▸ Stored rows:

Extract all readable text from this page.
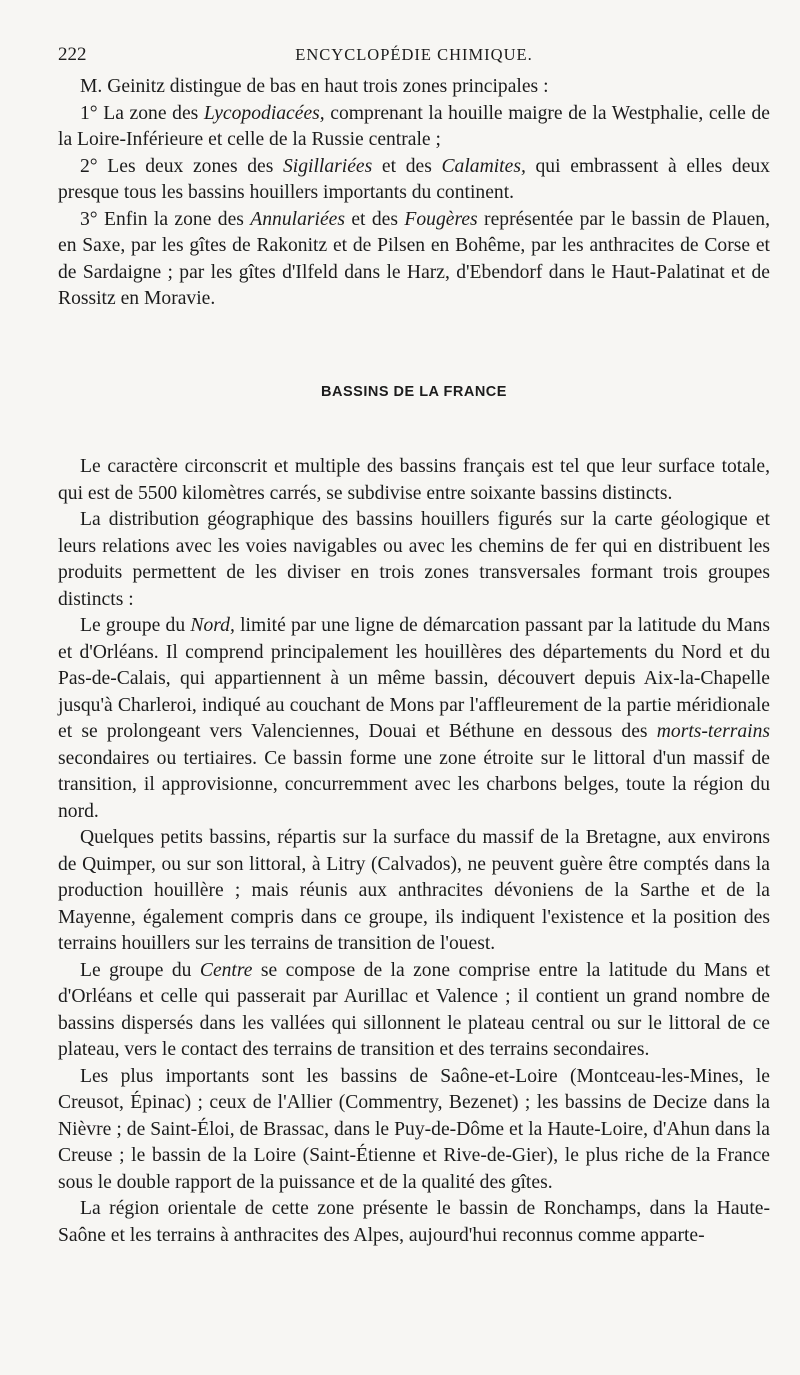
222	ENCYCLOPÉDIE CHIMIQUE.

M. Geinitz distingue de bas en haut trois zones principales :

1° La zone des Lycopodiacées, comprenant la houille maigre de la Westphalie, celle de la Loire-Inférieure et celle de la Russie centrale ;

2° Les deux zones des Sigillariées et des Calamites, qui embrassent à elles deux presque tous les bassins houillers importants du continent.

3° Enfin la zone des Annulariées et des Fougères représentée par le bassin de Plauen, en Saxe, par les gîtes de Rakonitz et de Pilsen en Bohême, par les anthracites de Corse et de Sardaigne ; par les gîtes d'Ilfeld dans le Harz, d'Ebendorf dans le Haut-Palatinat et de Rossitz en Moravie.

BASSINS DE LA FRANCE

Le caractère circonscrit et multiple des bassins français est tel que leur surface totale, qui est de 5500 kilomètres carrés, se subdivise entre soixante bassins distincts.

La distribution géographique des bassins houillers figurés sur la carte géologique et leurs relations avec les voies navigables ou avec les chemins de fer qui en distribuent les produits permettent de les diviser en trois zones transversales formant trois groupes distincts :

Le groupe du Nord, limité par une ligne de démarcation passant par la latitude du Mans et d'Orléans. Il comprend principalement les houillères des départements du Nord et du Pas-de-Calais, qui appartiennent à un même bassin, découvert depuis Aix-la-Chapelle jusqu'à Charleroi, indiqué au couchant de Mons par l'affleurement de la partie méridionale et se prolongeant vers Valenciennes, Douai et Béthune en dessous des morts-terrains secondaires ou tertiaires. Ce bassin forme une zone étroite sur le littoral d'un massif de transition, il approvisionne, concurremment avec les charbons belges, toute la région du nord.

Quelques petits bassins, répartis sur la surface du massif de la Bretagne, aux environs de Quimper, ou sur son littoral, à Litry (Calvados), ne peuvent guère être comptés dans la production houillère ; mais réunis aux anthracites dévoniens de la Sarthe et de la Mayenne, également compris dans ce groupe, ils indiquent l'existence et la position des terrains houillers sur les terrains de transition de l'ouest.

Le groupe du Centre se compose de la zone comprise entre la latitude du Mans et d'Orléans et celle qui passerait par Aurillac et Valence ; il contient un grand nombre de bassins dispersés dans les vallées qui sillonnent le plateau central ou sur le littoral de ce plateau, vers le contact des terrains de transition et des terrains secondaires.

Les plus importants sont les bassins de Saône-et-Loire (Montceau-les-Mines, le Creusot, Épinac) ; ceux de l'Allier (Commentry, Bezenet) ; les bassins de Decize dans la Nièvre ; de Saint-Éloi, de Brassac, dans le Puy-de-Dôme et la Haute-Loire, d'Ahun dans la Creuse ; le bassin de la Loire (Saint-Étienne et Rive-de-Gier), le plus riche de la France sous le double rapport de la puissance et de la qualité des gîtes.

La région orientale de cette zone présente le bassin de Ronchamps, dans la Haute-Saône et les terrains à anthracites des Alpes, aujourd'hui reconnus comme apparte-
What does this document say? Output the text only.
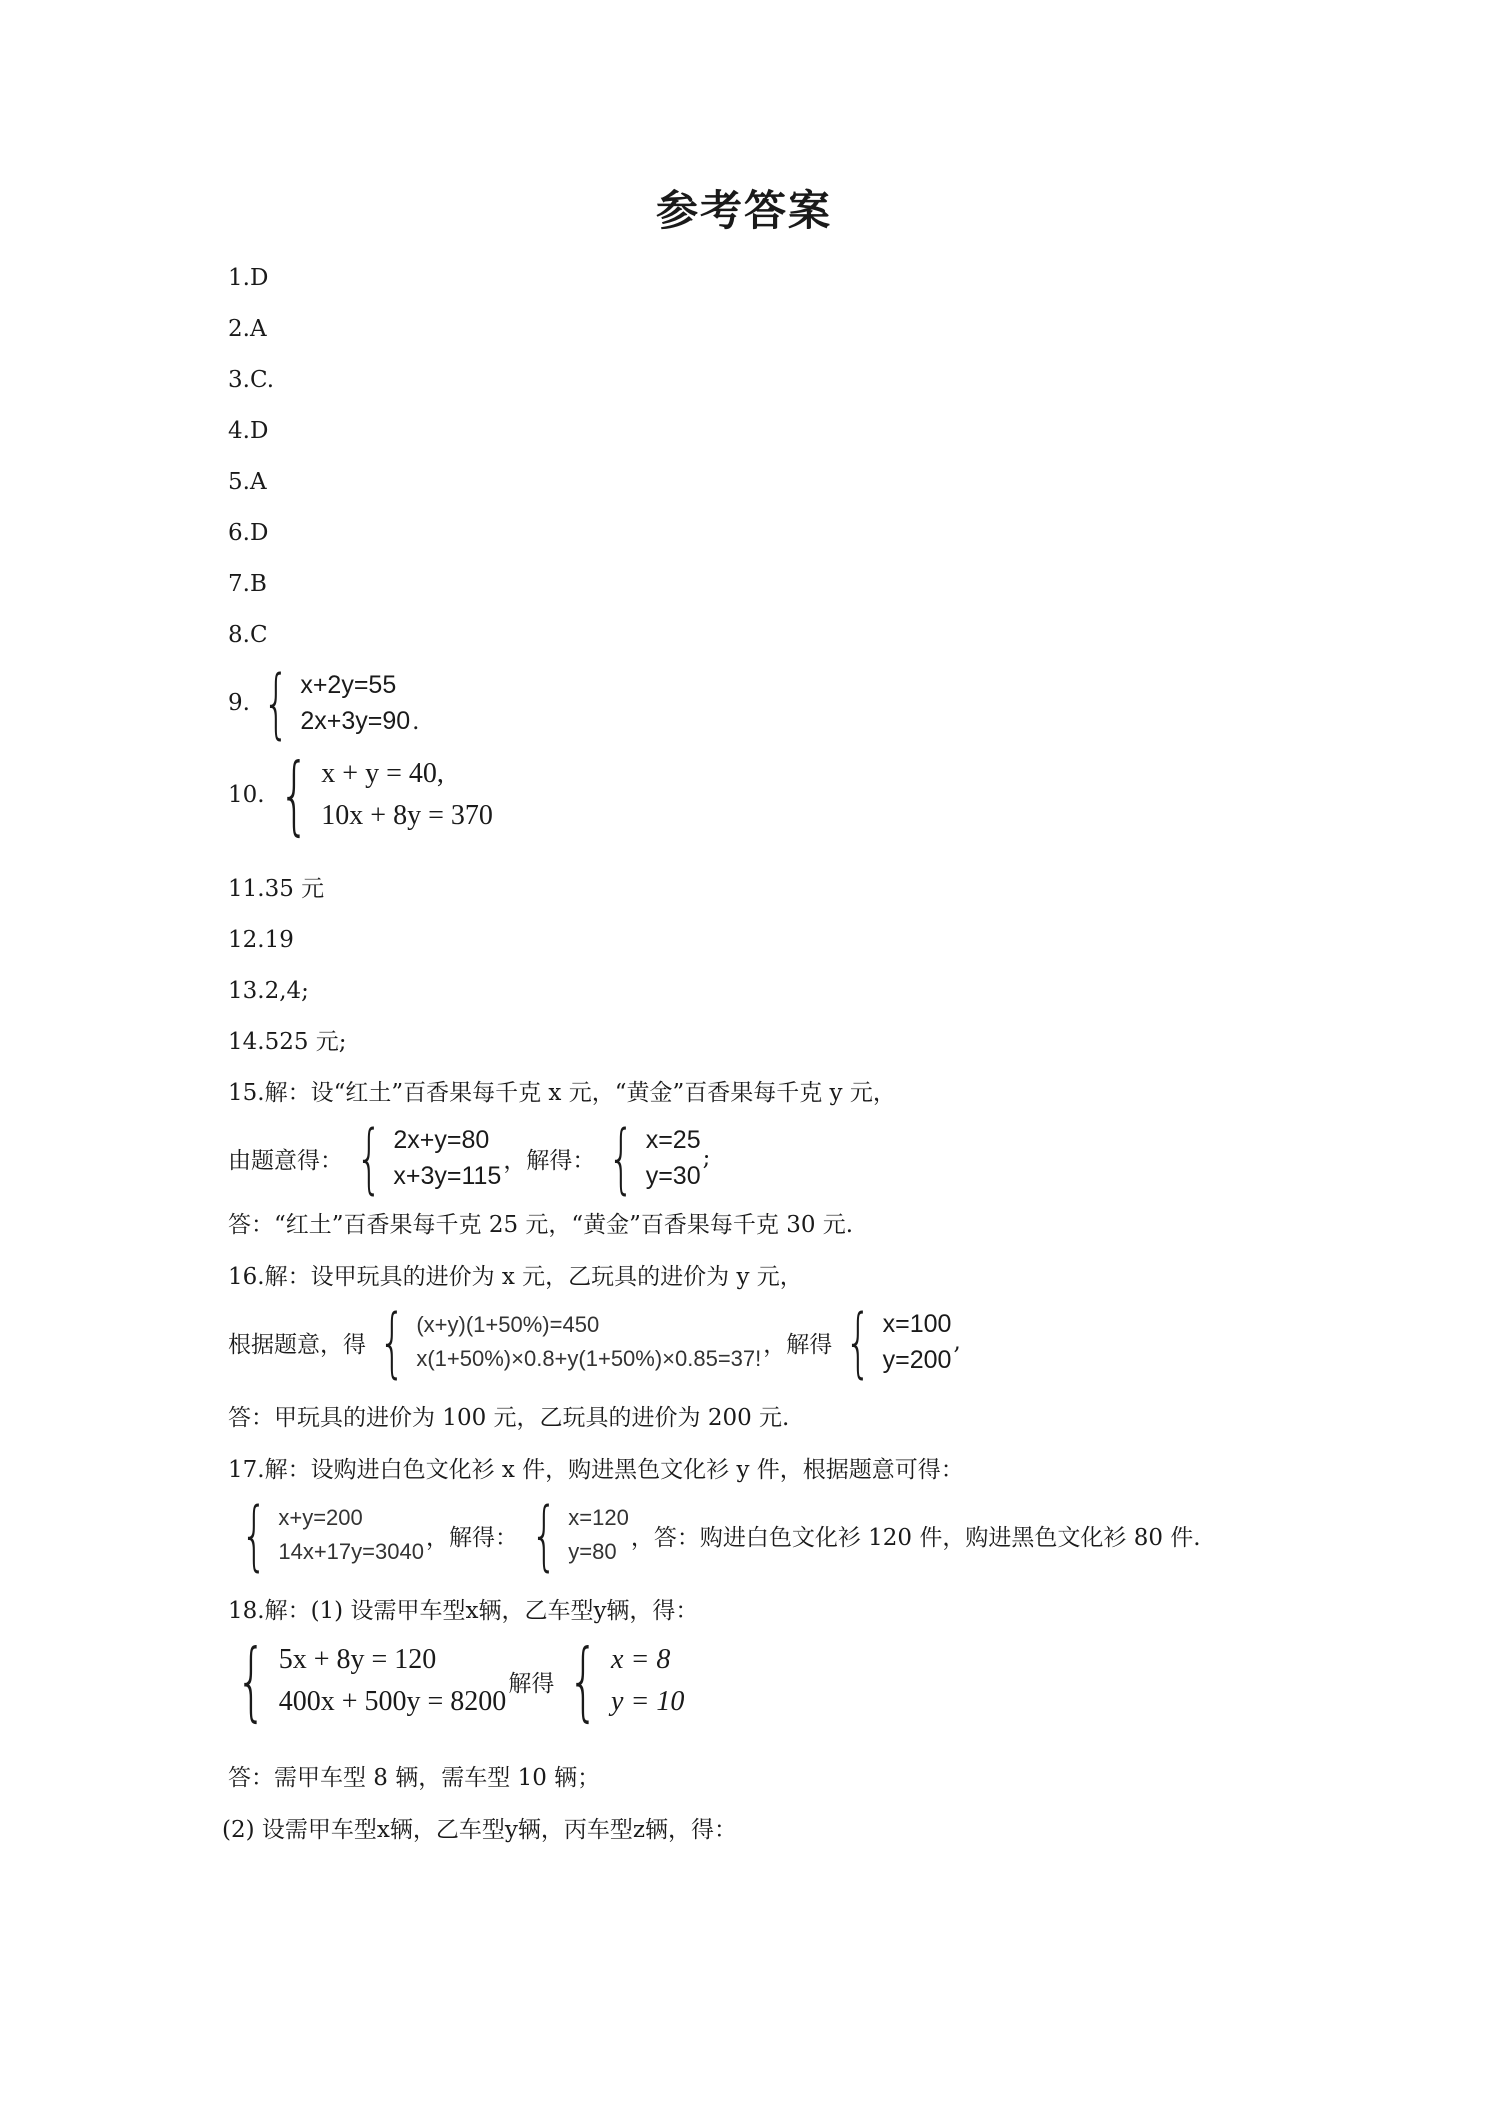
参考答案
1.D
2.A
3.C.
4.D
5.A
6.D
7.B
8.C
9. { x+2y=55
2x+3y=90 .
10. { x + y = 40,
10x + 8y = 370
11.35 元
12.19
13.2,4;
14.525 元;
15.解：设“红土”百香果每千克 x 元，“黄金”百香果每千克 y 元，
由题意得： { 2x+y=80
x+3y=115
，解得： { x=25
y=30
;
答：“红土”百香果每千克 25 元，“黄金”百香果每千克 30 元.
16.解：设甲玩具的进价为 x 元，乙玩具的进价为 y 元，
根据题意，得 { (x+y)(1+50%)=450
x(1+50%)×0.8+y(1+50%)×0.85=37!
，解得 { x=100
y=200
,
答：甲玩具的进价为 100 元，乙玩具的进价为 200 元.
17.解：设购进白色文化衫 x 件，购进黑色文化衫 y 件，根据题意可得：
{ x+y=200
14x+17y=3040
，解得： { x=120
y=80
，答：购进白色文化衫 120 件，购进黑色文化衫 80 件.
18.解：(1) 设需甲车型x辆，乙车型y辆，得：
{ 5x + 8y = 120
400x + 500y = 8200
解得 { x = 8
y = 10
答：需甲车型 8 辆，需车型 10 辆；
(2) 设需甲车型x辆，乙车型y辆，丙车型z辆，得：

▸ Short problem:
Copy every record above exactly, leaving out the pictures.

▸ The answer:
Extract all readable text from this page.
222	ENCYCLOPÉDIE CHIMIQUE.

M. Geinitz distingue de bas en haut trois zones principales :

1° La zone des Lycopodiacées, comprenant la houille maigre de la Westphalie, celle de la Loire-Inférieure et celle de la Russie centrale ;

2° Les deux zones des Sigillariées et des Calamites, qui embrassent à elles deux presque tous les bassins houillers importants du continent.

3° Enfin la zone des Annulariées et des Fougères représentée par le bassin de Plauen, en Saxe, par les gîtes de Rakonitz et de Pilsen en Bohême, par les anthracites de Corse et de Sardaigne ; par les gîtes d'Ilfeld dans le Harz, d'Ebendorf dans le Haut-Palatinat et de Rossitz en Moravie.

BASSINS DE LA FRANCE

Le caractère circonscrit et multiple des bassins français est tel que leur surface totale, qui est de 5500 kilomètres carrés, se subdivise entre soixante bassins distincts.

La distribution géographique des bassins houillers figurés sur la carte géologique et leurs relations avec les voies navigables ou avec les chemins de fer qui en distribuent les produits permettent de les diviser en trois zones transversales formant trois groupes distincts :

Le groupe du Nord, limité par une ligne de démarcation passant par la latitude du Mans et d'Orléans. Il comprend principalement les houillères des départements du Nord et du Pas-de-Calais, qui appartiennent à un même bassin, découvert depuis Aix-la-Chapelle jusqu'à Charleroi, indiqué au couchant de Mons par l'affleurement de la partie méridionale et se prolongeant vers Valenciennes, Douai et Béthune en dessous des morts-terrains secondaires ou tertiaires. Ce bassin forme une zone étroite sur le littoral d'un massif de transition, il approvisionne, concurremment avec les charbons belges, toute la région du nord.

Quelques petits bassins, répartis sur la surface du massif de la Bretagne, aux environs de Quimper, ou sur son littoral, à Litry (Calvados), ne peuvent guère être comptés dans la production houillère ; mais réunis aux anthracites dévoniens de la Sarthe et de la Mayenne, également compris dans ce groupe, ils indiquent l'existence et la position des terrains houillers sur les terrains de transition de l'ouest.

Le groupe du Centre se compose de la zone comprise entre la latitude du Mans et d'Orléans et celle qui passerait par Aurillac et Valence ; il contient un grand nombre de bassins dispersés dans les vallées qui sillonnent le plateau central ou sur le littoral de ce plateau, vers le contact des terrains de transition et des terrains secondaires.

Les plus importants sont les bassins de Saône-et-Loire (Montceau-les-Mines, le Creusot, Épinac) ; ceux de l'Allier (Commentry, Bezenet) ; les bassins de Decize dans la Nièvre ; de Saint-Éloi, de Brassac, dans le Puy-de-Dôme et la Haute-Loire, d'Ahun dans la Creuse ; le bassin de la Loire (Saint-Étienne et Rive-de-Gier), le plus riche de la France sous le double rapport de la puissance et de la qualité des gîtes.

La région orientale de cette zone présente le bassin de Ronchamps, dans la Haute-Saône et les terrains à anthracites des Alpes, aujourd'hui reconnus comme apparte-
What does this document say? Output the text only.
参考答案
1.D
2.A
3.C.
4.D
5.A
6.D
7.B
8.C
9. { x+2y=55
2x+3y=90 .
10. { x + y = 40,
10x + 8y = 370
11.35 元
12.19
13.2,4;
14.525 元;
15.解：设“红土”百香果每千克 x 元，“黄金”百香果每千克 y 元，
由题意得： { 2x+y=80
x+3y=115
，解得： { x=25
y=30
;
答：“红土”百香果每千克 25 元，“黄金”百香果每千克 30 元.
16.解：设甲玩具的进价为 x 元，乙玩具的进价为 y 元，
根据题意，得 { (x+y)(1+50%)=450
x(1+50%)×0.8+y(1+50%)×0.85=37!
，解得 { x=100
y=200
,
答：甲玩具的进价为 100 元，乙玩具的进价为 200 元.
17.解：设购进白色文化衫 x 件，购进黑色文化衫 y 件，根据题意可得：
{ x+y=200
14x+17y=3040
，解得： { x=120
y=80
，答：购进白色文化衫 120 件，购进黑色文化衫 80 件.
18.解：(1) 设需甲车型x辆，乙车型y辆，得：
{ 5x + 8y = 120
400x + 500y = 8200
解得 { x = 8
y = 10
答：需甲车型 8 辆，需车型 10 辆；
(2) 设需甲车型x辆，乙车型y辆，丙车型z辆，得：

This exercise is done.